> TASK STATEMENT: Retype the lines below word for word, omitting the pictures.

> DATA ENTRIES:
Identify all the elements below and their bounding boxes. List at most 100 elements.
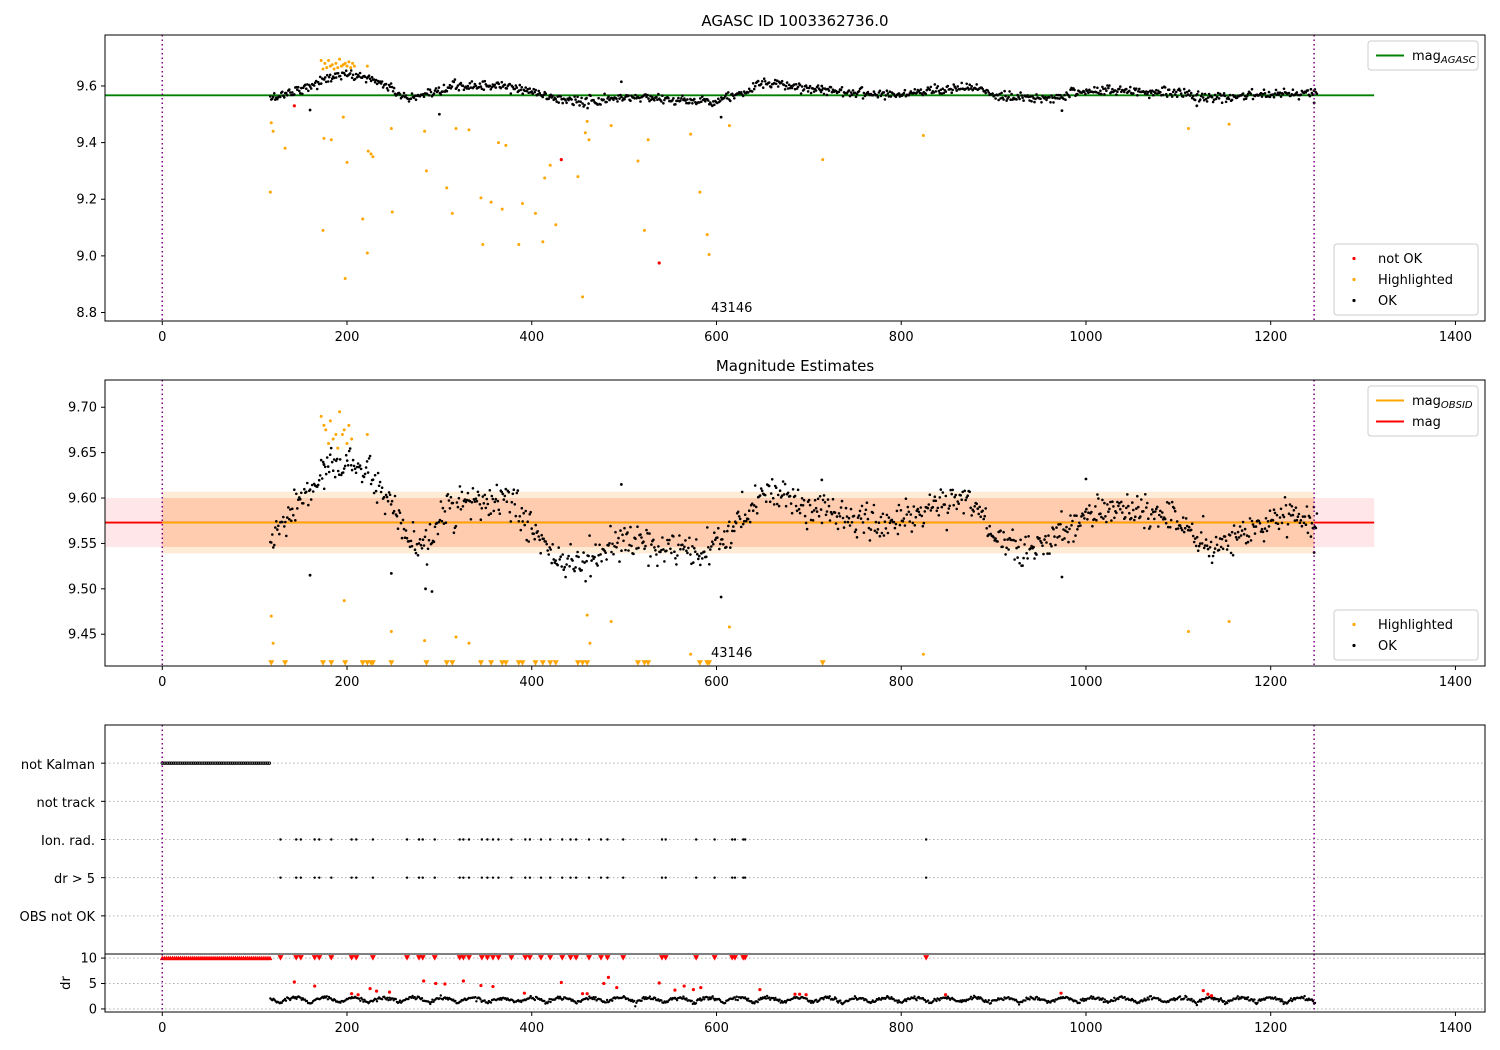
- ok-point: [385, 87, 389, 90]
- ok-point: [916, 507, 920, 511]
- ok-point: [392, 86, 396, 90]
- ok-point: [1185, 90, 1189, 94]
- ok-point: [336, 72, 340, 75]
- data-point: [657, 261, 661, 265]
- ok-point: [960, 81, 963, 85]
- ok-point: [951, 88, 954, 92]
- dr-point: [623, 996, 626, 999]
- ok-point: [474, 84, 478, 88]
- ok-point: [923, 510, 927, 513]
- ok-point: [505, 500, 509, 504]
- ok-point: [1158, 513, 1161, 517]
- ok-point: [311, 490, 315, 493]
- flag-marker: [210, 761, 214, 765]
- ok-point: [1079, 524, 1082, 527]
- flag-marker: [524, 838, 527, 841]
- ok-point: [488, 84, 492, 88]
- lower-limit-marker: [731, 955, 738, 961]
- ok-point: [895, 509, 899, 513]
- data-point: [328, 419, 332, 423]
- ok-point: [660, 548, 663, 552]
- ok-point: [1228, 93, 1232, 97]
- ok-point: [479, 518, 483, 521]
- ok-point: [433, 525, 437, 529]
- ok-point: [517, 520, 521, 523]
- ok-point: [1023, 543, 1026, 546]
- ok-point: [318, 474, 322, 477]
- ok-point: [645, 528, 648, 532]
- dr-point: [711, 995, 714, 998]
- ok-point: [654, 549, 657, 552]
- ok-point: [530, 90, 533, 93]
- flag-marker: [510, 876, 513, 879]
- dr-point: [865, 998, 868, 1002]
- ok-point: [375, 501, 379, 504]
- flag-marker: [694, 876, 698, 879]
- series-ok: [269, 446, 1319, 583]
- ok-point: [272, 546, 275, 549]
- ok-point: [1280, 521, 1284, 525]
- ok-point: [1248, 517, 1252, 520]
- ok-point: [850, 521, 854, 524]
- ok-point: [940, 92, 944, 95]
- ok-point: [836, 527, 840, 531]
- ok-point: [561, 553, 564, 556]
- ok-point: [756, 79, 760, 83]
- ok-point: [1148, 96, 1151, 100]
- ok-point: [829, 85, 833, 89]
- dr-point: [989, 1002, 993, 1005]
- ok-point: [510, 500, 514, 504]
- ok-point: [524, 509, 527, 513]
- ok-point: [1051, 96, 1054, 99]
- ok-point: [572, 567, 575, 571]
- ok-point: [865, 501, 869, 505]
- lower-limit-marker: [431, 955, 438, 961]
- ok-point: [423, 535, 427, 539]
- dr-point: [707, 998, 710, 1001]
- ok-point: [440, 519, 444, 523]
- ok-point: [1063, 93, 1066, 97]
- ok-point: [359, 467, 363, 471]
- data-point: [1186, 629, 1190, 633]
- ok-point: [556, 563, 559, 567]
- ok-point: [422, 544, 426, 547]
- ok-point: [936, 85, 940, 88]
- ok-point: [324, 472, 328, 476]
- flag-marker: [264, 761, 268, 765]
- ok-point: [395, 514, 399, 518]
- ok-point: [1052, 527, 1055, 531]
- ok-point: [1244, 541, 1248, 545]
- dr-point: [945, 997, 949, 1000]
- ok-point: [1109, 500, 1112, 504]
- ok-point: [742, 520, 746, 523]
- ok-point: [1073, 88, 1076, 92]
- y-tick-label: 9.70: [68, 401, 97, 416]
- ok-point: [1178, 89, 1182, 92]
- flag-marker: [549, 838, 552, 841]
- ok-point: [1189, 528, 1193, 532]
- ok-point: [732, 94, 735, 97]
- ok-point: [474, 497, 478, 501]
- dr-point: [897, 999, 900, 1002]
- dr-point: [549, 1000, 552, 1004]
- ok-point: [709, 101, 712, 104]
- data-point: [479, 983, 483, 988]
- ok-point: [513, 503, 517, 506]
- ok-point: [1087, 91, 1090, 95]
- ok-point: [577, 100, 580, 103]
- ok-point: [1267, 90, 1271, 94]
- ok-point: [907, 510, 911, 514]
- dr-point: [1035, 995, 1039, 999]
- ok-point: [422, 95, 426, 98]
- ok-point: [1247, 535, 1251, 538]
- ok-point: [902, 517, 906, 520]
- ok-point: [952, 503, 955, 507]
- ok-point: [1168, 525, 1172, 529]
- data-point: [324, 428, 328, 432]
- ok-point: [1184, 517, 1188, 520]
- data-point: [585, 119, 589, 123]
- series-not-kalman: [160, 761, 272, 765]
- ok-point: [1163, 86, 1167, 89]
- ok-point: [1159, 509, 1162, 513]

> OUTPUT OF THE TASK:
Identify all the elements below and their bounding boxes. List at most 100 elements.
- ok-point: [385, 87, 389, 90]
- ok-point: [916, 507, 920, 511]
- ok-point: [392, 86, 396, 90]
- ok-point: [1185, 90, 1189, 94]
- ok-point: [336, 72, 340, 75]
- data-point: [657, 261, 661, 265]
- ok-point: [960, 81, 963, 85]
- ok-point: [951, 88, 954, 92]
- dr-point: [623, 996, 626, 999]
- ok-point: [474, 84, 478, 88]
- ok-point: [923, 510, 927, 513]
- ok-point: [505, 500, 509, 504]
- ok-point: [1158, 513, 1161, 517]
- ok-point: [311, 490, 315, 493]
- flag-marker: [210, 761, 214, 765]
- ok-point: [1079, 524, 1082, 527]
- flag-marker: [524, 838, 527, 841]
- ok-point: [488, 84, 492, 88]
- lower-limit-marker: [731, 955, 738, 961]
- ok-point: [895, 509, 899, 513]
- data-point: [328, 419, 332, 423]
- ok-point: [660, 548, 663, 552]
- ok-point: [1228, 93, 1232, 97]
- ok-point: [479, 518, 483, 521]
- ok-point: [433, 525, 437, 529]
- ok-point: [517, 520, 521, 523]
- ok-point: [1023, 543, 1026, 546]
- ok-point: [318, 474, 322, 477]
- ok-point: [645, 528, 648, 532]
- dr-point: [711, 995, 714, 998]
- ok-point: [654, 549, 657, 552]
- ok-point: [530, 90, 533, 93]
- flag-marker: [510, 876, 513, 879]
- dr-point: [865, 998, 868, 1002]
- ok-point: [375, 501, 379, 504]
- flag-marker: [694, 876, 698, 879]
- series-ok: [269, 446, 1319, 583]
- ok-point: [272, 546, 275, 549]
- ok-point: [1280, 521, 1284, 525]
- ok-point: [1248, 517, 1252, 520]
- ok-point: [850, 521, 854, 524]
- ok-point: [940, 92, 944, 95]
- ok-point: [836, 527, 840, 531]
- ok-point: [561, 553, 564, 556]
- ok-point: [756, 79, 760, 83]
- ok-point: [1148, 96, 1151, 100]
- ok-point: [829, 85, 833, 89]
- dr-point: [989, 1002, 993, 1005]
- ok-point: [510, 500, 514, 504]
- ok-point: [524, 509, 527, 513]
- ok-point: [1051, 96, 1054, 99]
- ok-point: [572, 567, 575, 571]
- ok-point: [865, 501, 869, 505]
- lower-limit-marker: [431, 955, 438, 961]
- ok-point: [423, 535, 427, 539]
- dr-point: [707, 998, 710, 1001]
- ok-point: [440, 519, 444, 523]
- ok-point: [1063, 93, 1066, 97]
- ok-point: [359, 467, 363, 471]
- data-point: [1186, 629, 1190, 633]
- ok-point: [556, 563, 559, 567]
- ok-point: [422, 544, 426, 547]
- ok-point: [936, 85, 940, 88]
- ok-point: [324, 472, 328, 476]
- flag-marker: [264, 761, 268, 765]
- ok-point: [395, 514, 399, 518]
- ok-point: [1052, 527, 1055, 531]
- ok-point: [1244, 541, 1248, 545]
- dr-point: [945, 997, 949, 1000]
- ok-point: [1109, 500, 1112, 504]
- ok-point: [742, 520, 746, 523]
- ok-point: [1073, 88, 1076, 92]
- y-tick-label: 9.70: [68, 401, 97, 416]
- ok-point: [1178, 89, 1182, 92]
- flag-marker: [549, 838, 552, 841]
- ok-point: [1189, 528, 1193, 532]
- ok-point: [732, 94, 735, 97]
- ok-point: [474, 497, 478, 501]
- dr-point: [897, 999, 900, 1002]
- dr-point: [549, 1000, 552, 1004]
- ok-point: [709, 101, 712, 104]
- data-point: [479, 983, 483, 988]
- ok-point: [513, 503, 517, 506]
- ok-point: [1087, 91, 1090, 95]
- ok-point: [577, 100, 580, 103]
- ok-point: [1267, 90, 1271, 94]
- ok-point: [907, 510, 911, 514]
- dr-point: [1035, 995, 1039, 999]
- ok-point: [422, 95, 426, 98]
- ok-point: [1247, 535, 1251, 538]
- ok-point: [902, 517, 906, 520]
- ok-point: [952, 503, 955, 507]
- ok-point: [1168, 525, 1172, 529]
- data-point: [324, 428, 328, 432]
- ok-point: [1184, 517, 1188, 520]
- data-point: [585, 119, 589, 123]
- series-not-kalman: [160, 761, 272, 765]
- ok-point: [1163, 86, 1167, 89]
- ok-point: [1159, 509, 1162, 513]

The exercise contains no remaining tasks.